##### Exercise materials #####
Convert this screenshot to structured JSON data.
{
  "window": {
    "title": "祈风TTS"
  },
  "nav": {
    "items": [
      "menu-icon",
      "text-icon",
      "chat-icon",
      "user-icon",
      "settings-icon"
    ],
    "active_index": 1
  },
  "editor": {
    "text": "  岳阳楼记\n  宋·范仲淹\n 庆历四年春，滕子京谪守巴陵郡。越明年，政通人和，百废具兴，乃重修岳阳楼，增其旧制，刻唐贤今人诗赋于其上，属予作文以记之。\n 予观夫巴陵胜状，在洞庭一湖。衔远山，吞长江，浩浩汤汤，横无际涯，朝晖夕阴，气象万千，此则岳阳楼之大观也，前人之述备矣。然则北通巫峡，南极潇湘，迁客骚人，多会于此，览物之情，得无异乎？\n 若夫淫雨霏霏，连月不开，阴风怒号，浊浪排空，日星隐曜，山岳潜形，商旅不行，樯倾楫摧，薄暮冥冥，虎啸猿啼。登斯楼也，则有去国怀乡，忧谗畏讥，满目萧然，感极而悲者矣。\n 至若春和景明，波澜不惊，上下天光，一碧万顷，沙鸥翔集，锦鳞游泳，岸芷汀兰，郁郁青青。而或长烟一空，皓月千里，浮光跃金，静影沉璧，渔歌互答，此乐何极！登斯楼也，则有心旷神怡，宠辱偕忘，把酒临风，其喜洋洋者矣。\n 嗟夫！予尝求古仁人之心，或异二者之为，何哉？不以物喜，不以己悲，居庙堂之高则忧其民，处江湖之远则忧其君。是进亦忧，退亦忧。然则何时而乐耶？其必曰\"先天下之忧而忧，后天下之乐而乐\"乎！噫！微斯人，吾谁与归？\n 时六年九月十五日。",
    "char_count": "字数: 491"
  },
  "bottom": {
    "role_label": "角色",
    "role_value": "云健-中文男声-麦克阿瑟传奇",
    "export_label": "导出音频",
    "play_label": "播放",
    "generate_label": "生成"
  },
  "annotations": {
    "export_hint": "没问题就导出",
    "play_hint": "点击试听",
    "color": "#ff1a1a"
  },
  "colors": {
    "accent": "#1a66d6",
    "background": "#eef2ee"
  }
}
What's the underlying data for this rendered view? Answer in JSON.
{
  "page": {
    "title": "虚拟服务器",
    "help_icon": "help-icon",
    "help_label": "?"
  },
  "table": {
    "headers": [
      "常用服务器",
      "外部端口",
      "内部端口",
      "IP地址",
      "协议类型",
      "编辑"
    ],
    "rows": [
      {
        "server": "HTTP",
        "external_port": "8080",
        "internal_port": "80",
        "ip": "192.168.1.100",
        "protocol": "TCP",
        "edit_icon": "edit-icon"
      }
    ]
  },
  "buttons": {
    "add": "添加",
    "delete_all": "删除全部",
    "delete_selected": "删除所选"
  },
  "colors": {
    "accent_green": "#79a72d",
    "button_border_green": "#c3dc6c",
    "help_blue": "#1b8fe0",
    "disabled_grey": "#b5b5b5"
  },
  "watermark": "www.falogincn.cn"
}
#####
#### Directive:
Make an exact copy of the listing, including every line.

#### Reply to the task:
Convert this screenshot to structured JSON data.
{
  "window": {
    "title": "祈风TTS"
  },
  "nav": {
    "items": [
      "menu-icon",
      "text-icon",
      "chat-icon",
      "user-icon",
      "settings-icon"
    ],
    "active_index": 1
  },
  "editor": {
    "text": "  岳阳楼记\n  宋·范仲淹\n 庆历四年春，滕子京谪守巴陵郡。越明年，政通人和，百废具兴，乃重修岳阳楼，增其旧制，刻唐贤今人诗赋于其上，属予作文以记之。\n 予观夫巴陵胜状，在洞庭一湖。衔远山，吞长江，浩浩汤汤，横无际涯，朝晖夕阴，气象万千，此则岳阳楼之大观也，前人之述备矣。然则北通巫峡，南极潇湘，迁客骚人，多会于此，览物之情，得无异乎？\n 若夫淫雨霏霏，连月不开，阴风怒号，浊浪排空，日星隐曜，山岳潜形，商旅不行，樯倾楫摧，薄暮冥冥，虎啸猿啼。登斯楼也，则有去国怀乡，忧谗畏讥，满目萧然，感极而悲者矣。\n 至若春和景明，波澜不惊，上下天光，一碧万顷，沙鸥翔集，锦鳞游泳，岸芷汀兰，郁郁青青。而或长烟一空，皓月千里，浮光跃金，静影沉璧，渔歌互答，此乐何极！登斯楼也，则有心旷神怡，宠辱偕忘，把酒临风，其喜洋洋者矣。\n 嗟夫！予尝求古仁人之心，或异二者之为，何哉？不以物喜，不以己悲，居庙堂之高则忧其民，处江湖之远则忧其君。是进亦忧，退亦忧。然则何时而乐耶？其必曰\"先天下之忧而忧，后天下之乐而乐\"乎！噫！微斯人，吾谁与归？\n 时六年九月十五日。",
    "char_count": "字数: 491"
  },
  "bottom": {
    "role_label": "角色",
    "role_value": "云健-中文男声-麦克阿瑟传奇",
    "export_label": "导出音频",
    "play_label": "播放",
    "generate_label": "生成"
  },
  "annotations": {
    "export_hint": "没问题就导出",
    "play_hint": "点击试听",
    "color": "#ff1a1a"
  },
  "colors": {
    "accent": "#1a66d6",
    "background": "#eef2ee"
  }
}
What's the underlying data for this rendered view? Answer in JSON.
{
  "page": {
    "title": "虚拟服务器",
    "help_icon": "help-icon",
    "help_label": "?"
  },
  "table": {
    "headers": [
      "常用服务器",
      "外部端口",
      "内部端口",
      "IP地址",
      "协议类型",
      "编辑"
    ],
    "rows": [
      {
        "server": "HTTP",
        "external_port": "8080",
        "internal_port": "80",
        "ip": "192.168.1.100",
        "protocol": "TCP",
        "edit_icon": "edit-icon"
      }
    ]
  },
  "buttons": {
    "add": "添加",
    "delete_all": "删除全部",
    "delete_selected": "删除所选"
  },
  "colors": {
    "accent_green": "#79a72d",
    "button_border_green": "#c3dc6c",
    "help_blue": "#1b8fe0",
    "disabled_grey": "#b5b5b5"
  },
  "watermark": "www.falogincn.cn"
}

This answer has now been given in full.